• Requirements: Every record that follows must be duplicated exactly, with images left out.

(Data entries)
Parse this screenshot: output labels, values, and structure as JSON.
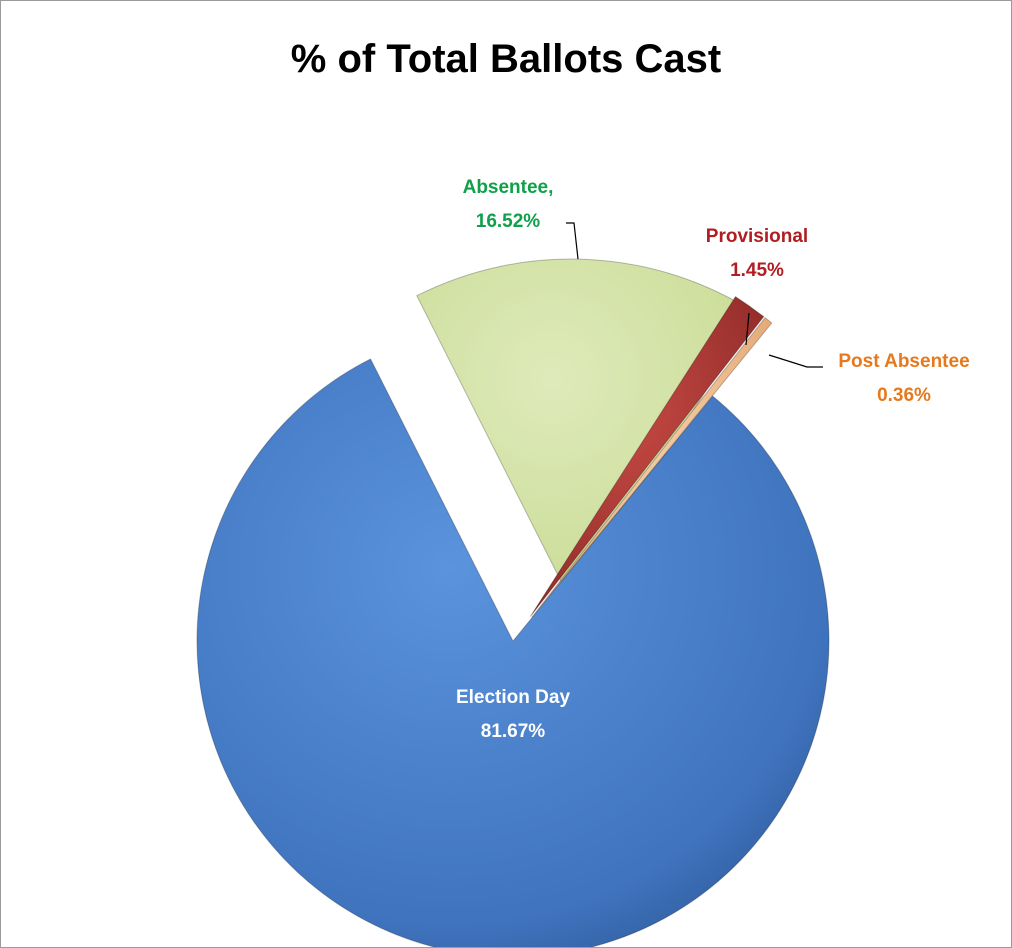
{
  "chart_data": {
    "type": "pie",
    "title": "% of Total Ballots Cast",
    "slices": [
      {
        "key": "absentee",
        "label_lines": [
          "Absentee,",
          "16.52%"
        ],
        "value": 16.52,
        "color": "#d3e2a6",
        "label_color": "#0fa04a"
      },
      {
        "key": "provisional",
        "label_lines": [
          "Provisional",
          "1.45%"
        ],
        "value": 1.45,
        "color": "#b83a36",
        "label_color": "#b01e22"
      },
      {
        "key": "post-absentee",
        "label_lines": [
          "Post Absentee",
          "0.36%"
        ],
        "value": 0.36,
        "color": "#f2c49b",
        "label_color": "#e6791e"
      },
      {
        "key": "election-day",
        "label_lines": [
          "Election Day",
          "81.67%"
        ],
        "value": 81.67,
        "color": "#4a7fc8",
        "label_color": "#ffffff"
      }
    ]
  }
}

• Result for this task:
Parse this screenshot: output labels, values, and structure as JSON.
{
  "chart_data": {
    "type": "pie",
    "title": "% of Total Ballots Cast",
    "slices": [
      {
        "key": "absentee",
        "label_lines": [
          "Absentee,",
          "16.52%"
        ],
        "value": 16.52,
        "color": "#d3e2a6",
        "label_color": "#0fa04a"
      },
      {
        "key": "provisional",
        "label_lines": [
          "Provisional",
          "1.45%"
        ],
        "value": 1.45,
        "color": "#b83a36",
        "label_color": "#b01e22"
      },
      {
        "key": "post-absentee",
        "label_lines": [
          "Post Absentee",
          "0.36%"
        ],
        "value": 0.36,
        "color": "#f2c49b",
        "label_color": "#e6791e"
      },
      {
        "key": "election-day",
        "label_lines": [
          "Election Day",
          "81.67%"
        ],
        "value": 81.67,
        "color": "#4a7fc8",
        "label_color": "#ffffff"
      }
    ]
  }
}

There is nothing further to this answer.